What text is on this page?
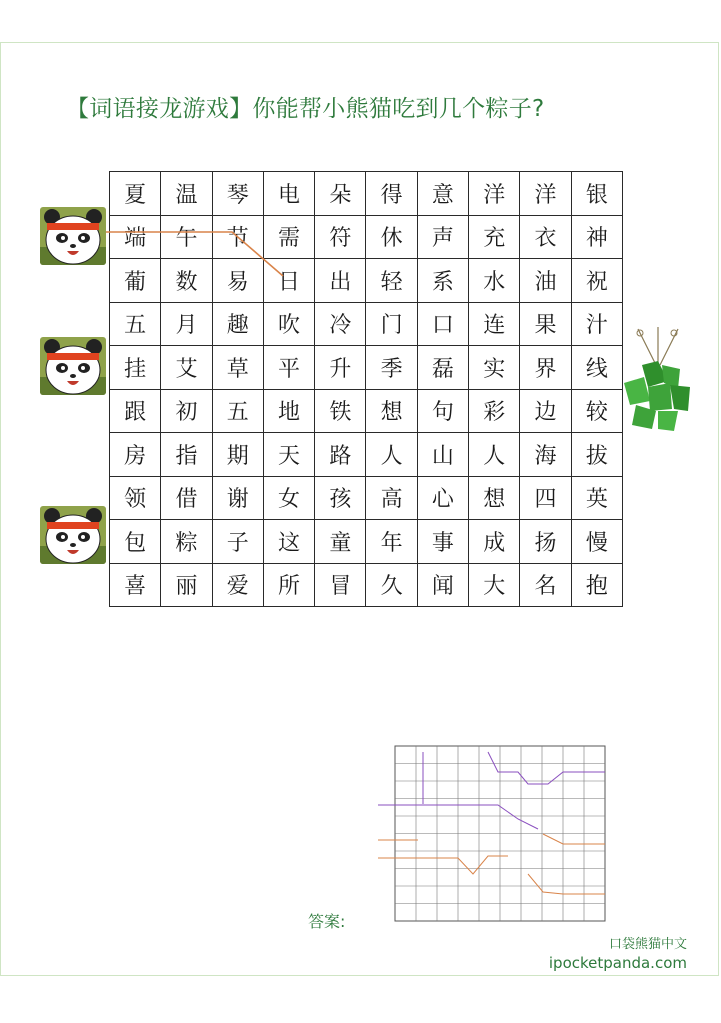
【词语接龙游戏】你能帮小熊猫吃到几个粽子?
夏	温	琴	电	朵	得	意	洋	洋	银
端	午	节	需	符	休	声	充	衣	神
葡	数	易	日	出	轻	系	水	油	祝
五	月	趣	吹	冷	门	口	连	果	汁
挂	艾	草	平	升	季	磊	实	界	线
跟	初	五	地	铁	想	句	彩	边	较
房	指	期	天	路	人	山	人	海	拔
领	借	谢	女	孩	高	心	想	四	英
包	粽	子	这	童	年	事	成	扬	慢
喜	丽	爱	所	冒	久	闻	大	名	抱
答案:
口袋熊猫中文
ipocketpanda.com
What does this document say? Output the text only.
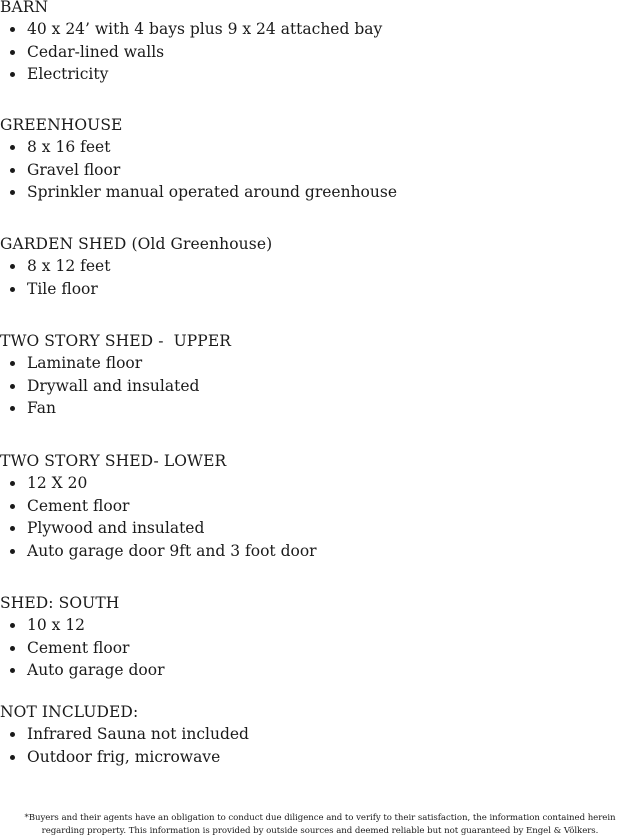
BARN

40 x 24’ with 4 bays plus 9 x 24 attached bay
Cedar-lined walls
Electricity

GREENHOUSE

8 x 16 feet
Gravel floor
Sprinkler manual operated around greenhouse

GARDEN SHED (Old Greenhouse)

8 x 12 feet
Tile floor

TWO STORY SHED -  UPPER

Laminate floor
Drywall and insulated
Fan

TWO STORY SHED- LOWER

12 X 20
Cement floor
Plywood and insulated
Auto garage door 9ft and 3 foot door

SHED: SOUTH

10 x 12
Cement floor
Auto garage door

NOT INCLUDED:

Infrared Sauna not included
Outdoor frig, microwave
*Buyers and their agents have an obligation to conduct due diligence and to verify to their satisfaction, the information contained herein
regarding property. This information is provided by outside sources and deemed reliable but not guaranteed by Engel & Völkers.
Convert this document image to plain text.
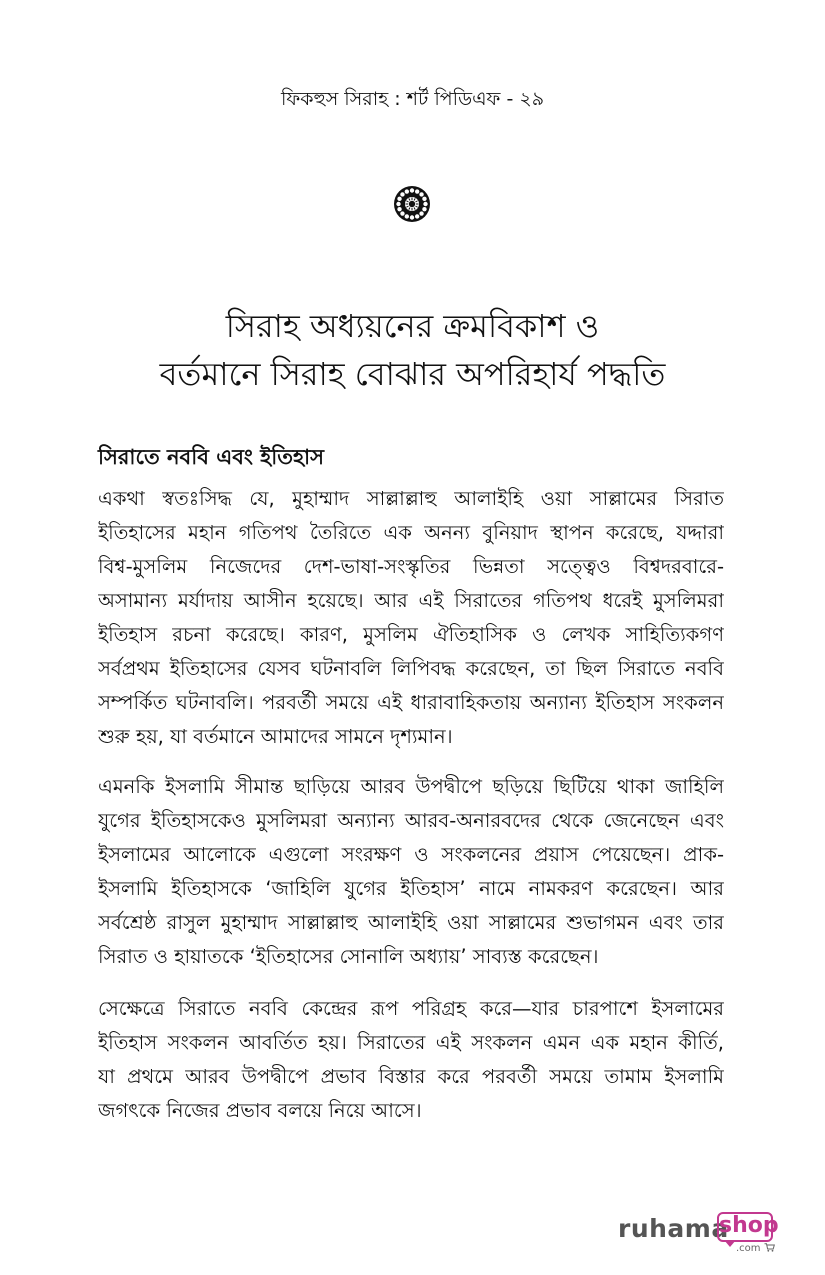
ফিকহুস সিরাহ : শর্ট পিডিএফ - ২৯
সিরাহ অধ্যয়নের ক্রমবিকাশ ও
বর্তমানে সিরাহ বোঝার অপরিহার্য পদ্ধতি
সিরাতে নববি এবং ইতিহাস
একথা স্বতঃসিদ্ধ যে, মুহাম্মাদ সাল্লাল্লাহু আলাইহি ওয়া সাল্লামের সিরাত
ইতিহাসের মহান গতিপথ তৈরিতে এক অনন্য বুনিয়াদ স্থাপন করেছে, যদ্দারা
বিশ্ব-মুসলিম নিজেদের দেশ-ভাষা-সংস্কৃতির ভিন্নতা সত্ত্বেও বিশ্বদরবারে-
অসামান্য মর্যাদায় আসীন হয়েছে। আর এই সিরাতের গতিপথ ধরেই মুসলিমরা
ইতিহাস রচনা করেছে। কারণ, মুসলিম ঐতিহাসিক ও লেখক সাহিত্যিকগণ
সর্বপ্রথম ইতিহাসের যেসব ঘটনাবলি লিপিবদ্ধ করেছেন, তা ছিল সিরাতে নববি
সম্পর্কিত ঘটনাবলি। পরবর্তী সময়ে এই ধারাবাহিকতায় অন্যান্য ইতিহাস সংকলন
শুরু হয়, যা বর্তমানে আমাদের সামনে দৃশ্যমান।
এমনকি ইসলামি সীমান্ত ছাড়িয়ে আরব উপদ্বীপে ছড়িয়ে ছিটিয়ে থাকা জাহিলি
যুগের ইতিহাসকেও মুসলিমরা অন্যান্য আরব-অনারবদের থেকে জেনেছেন এবং
ইসলামের আলোকে এগুলো সংরক্ষণ ও সংকলনের প্রয়াস পেয়েছেন। প্রাক-
ইসলামি ইতিহাসকে ‘জাহিলি যুগের ইতিহাস’ নামে নামকরণ করেছেন। আর
সর্বশ্রেষ্ঠ রাসুল মুহাম্মাদ সাল্লাল্লাহু আলাইহি ওয়া সাল্লামের শুভাগমন এবং তার
সিরাত ও হায়াতকে ‘ইতিহাসের সোনালি অধ্যায়’ সাব্যস্ত করেছেন।
সেক্ষেত্রে সিরাতে নববি কেন্দ্রের রূপ পরিগ্রহ করে—যার চারপাশে ইসলামের
ইতিহাস সংকলন আবর্তিত হয়। সিরাতের এই সংকলন এমন এক মহান কীর্তি,
যা প্রথমে আরব উপদ্বীপে প্রভাব বিস্তার করে পরবর্তী সময়ে তামাম ইসলামি
জগৎকে নিজের প্রভাব বলয়ে নিয়ে আসে।
ruhama
shop
.com
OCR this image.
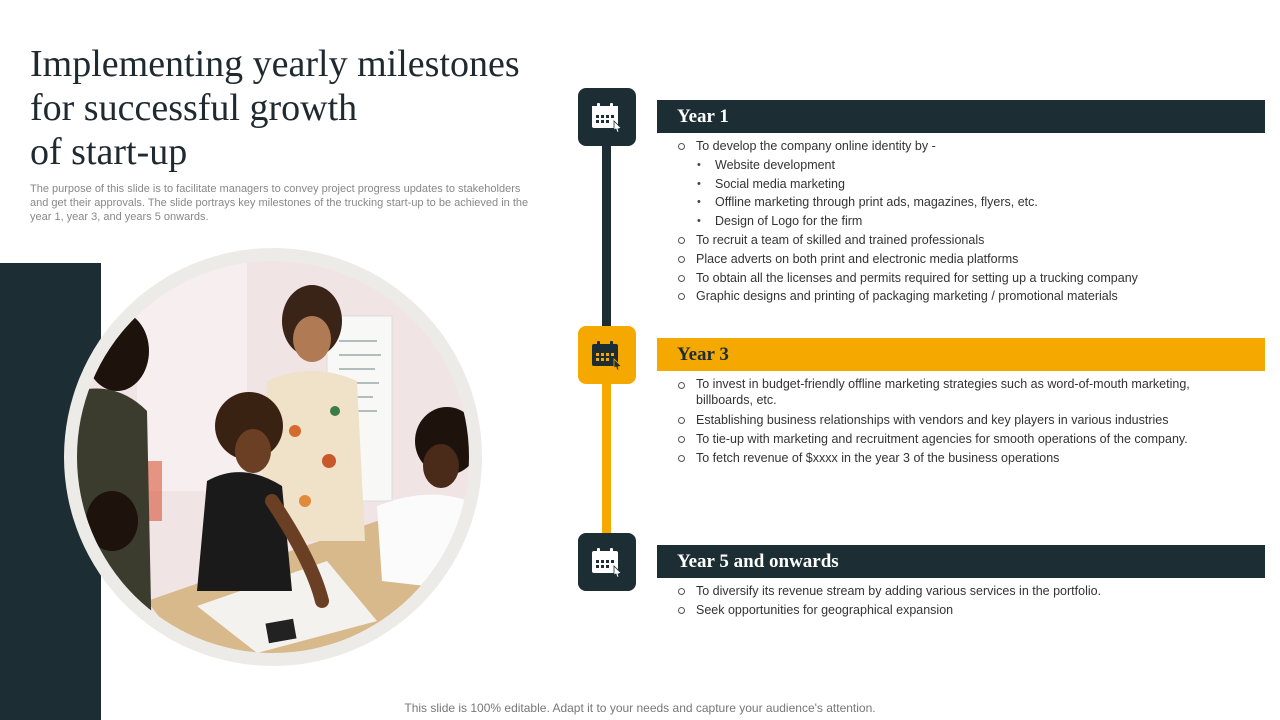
Implementing yearly milestones
for successful growth
of start-up

The purpose of this slide is to facilitate managers to convey project progress updates to stakeholders and get their approvals. The slide portrays key milestones of the trucking start-up to be achieved in the year 1, year 3, and years 5 onwards.

Year 1
To develop the company online identity by -
• Website development
• Social media marketing
• Offline marketing through print ads, magazines, flyers, etc.
• Design of Logo for the firm
To recruit a team of skilled and trained professionals
Place adverts on both print and electronic media platforms
To obtain all the licenses and permits required for setting up a trucking company
Graphic designs and printing of packaging marketing / promotional materials
Year 3
To invest in budget-friendly offline marketing strategies such as word-of-mouth marketing, billboards, etc.
Establishing business relationships with vendors and key players in various industries
To tie-up with marketing and recruitment agencies for smooth operations of the company.
To fetch revenue of $xxxx in the year 3 of the business operations
Year 5 and onwards
To diversify its revenue stream by adding various services in the portfolio.
Seek opportunities for geographical expansion

This slide is 100% editable. Adapt it to your needs and capture your audience's attention.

-------------------------

Drop the pictures and reproduce the rest of the entries above exactly.

What text is on this page?
【词语接龙游戏】你能帮小熊猫吃到几个粽子?
夏	温	琴	电	朵	得	意	洋	洋	银
端	午	节	需	符	休	声	充	衣	神
葡	数	易	日	出	轻	系	水	油	祝
五	月	趣	吹	冷	门	口	连	果	汁
挂	艾	草	平	升	季	磊	实	界	线
跟	初	五	地	铁	想	句	彩	边	较
房	指	期	天	路	人	山	人	海	拔
领	借	谢	女	孩	高	心	想	四	英
包	粽	子	这	童	年	事	成	扬	慢
喜	丽	爱	所	冒	久	闻	大	名	抱
答案:
口袋熊猫中文
ipocketpanda.com
What does this document say? Output the text only.
BARN

40 x 24’ with 4 bays plus 9 x 24 attached bay
Cedar-lined walls
Electricity

GREENHOUSE

8 x 16 feet
Gravel floor
Sprinkler manual operated around greenhouse

GARDEN SHED (Old Greenhouse)

8 x 12 feet
Tile floor

TWO STORY SHED -  UPPER

Laminate floor
Drywall and insulated
Fan

TWO STORY SHED- LOWER

12 X 20
Cement floor
Plywood and insulated
Auto garage door 9ft and 3 foot door

SHED: SOUTH

10 x 12
Cement floor
Auto garage door

NOT INCLUDED:

Infrared Sauna not included
Outdoor frig, microwave
*Buyers and their agents have an obligation to conduct due diligence and to verify to their satisfaction, the information contained herein
regarding property. This information is provided by outside sources and deemed reliable but not guaranteed by Engel & Völkers.
Convert this document image to plain text.
ফিকহুস সিরাহ : শর্ট পিডিএফ - ২৯
সিরাহ অধ্যয়নের ক্রমবিকাশ ও
বর্তমানে সিরাহ বোঝার অপরিহার্য পদ্ধতি
সিরাতে নববি এবং ইতিহাস
একথা স্বতঃসিদ্ধ যে, মুহাম্মাদ সাল্লাল্লাহু আলাইহি ওয়া সাল্লামের সিরাত
ইতিহাসের মহান গতিপথ তৈরিতে এক অনন্য বুনিয়াদ স্থাপন করেছে, যদ্দারা
বিশ্ব-মুসলিম নিজেদের দেশ-ভাষা-সংস্কৃতির ভিন্নতা সত্ত্বেও বিশ্বদরবারে-
অসামান্য মর্যাদায় আসীন হয়েছে। আর এই সিরাতের গতিপথ ধরেই মুসলিমরা
ইতিহাস রচনা করেছে। কারণ, মুসলিম ঐতিহাসিক ও লেখক সাহিত্যিকগণ
সর্বপ্রথম ইতিহাসের যেসব ঘটনাবলি লিপিবদ্ধ করেছেন, তা ছিল সিরাতে নববি
সম্পর্কিত ঘটনাবলি। পরবর্তী সময়ে এই ধারাবাহিকতায় অন্যান্য ইতিহাস সংকলন
শুরু হয়, যা বর্তমানে আমাদের সামনে দৃশ্যমান।
এমনকি ইসলামি সীমান্ত ছাড়িয়ে আরব উপদ্বীপে ছড়িয়ে ছিটিয়ে থাকা জাহিলি
যুগের ইতিহাসকেও মুসলিমরা অন্যান্য আরব-অনারবদের থেকে জেনেছেন এবং
ইসলামের আলোকে এগুলো সংরক্ষণ ও সংকলনের প্রয়াস পেয়েছেন। প্রাক-
ইসলামি ইতিহাসকে ‘জাহিলি যুগের ইতিহাস’ নামে নামকরণ করেছেন। আর
সর্বশ্রেষ্ঠ রাসুল মুহাম্মাদ সাল্লাল্লাহু আলাইহি ওয়া সাল্লামের শুভাগমন এবং তার
সিরাত ও হায়াতকে ‘ইতিহাসের সোনালি অধ্যায়’ সাব্যস্ত করেছেন।
সেক্ষেত্রে সিরাতে নববি কেন্দ্রের রূপ পরিগ্রহ করে—যার চারপাশে ইসলামের
ইতিহাস সংকলন আবর্তিত হয়। সিরাতের এই সংকলন এমন এক মহান কীর্তি,
যা প্রথমে আরব উপদ্বীপে প্রভাব বিস্তার করে পরবর্তী সময়ে তামাম ইসলামি
জগৎকে নিজের প্রভাব বলয়ে নিয়ে আসে।
ruhama
shop
.com
OCR this image.
Implementing yearly milestones
for successful growth
of start-up

The purpose of this slide is to facilitate managers to convey project progress updates to stakeholders and get their approvals. The slide portrays key milestones of the trucking start-up to be achieved in the year 1, year 3, and years 5 onwards.

Year 1
To develop the company online identity by -
• Website development
• Social media marketing
• Offline marketing through print ads, magazines, flyers, etc.
• Design of Logo for the firm
To recruit a team of skilled and trained professionals
Place adverts on both print and electronic media platforms
To obtain all the licenses and permits required for setting up a trucking company
Graphic designs and printing of packaging marketing / promotional materials
Year 3
To invest in budget-friendly offline marketing strategies such as word-of-mouth marketing, billboards, etc.
Establishing business relationships with vendors and key players in various industries
To tie-up with marketing and recruitment agencies for smooth operations of the company.
To fetch revenue of $xxxx in the year 3 of the business operations
Year 5 and onwards
To diversify its revenue stream by adding various services in the portfolio.
Seek opportunities for geographical expansion

This slide is 100% editable. Adapt it to your needs and capture your audience's attention.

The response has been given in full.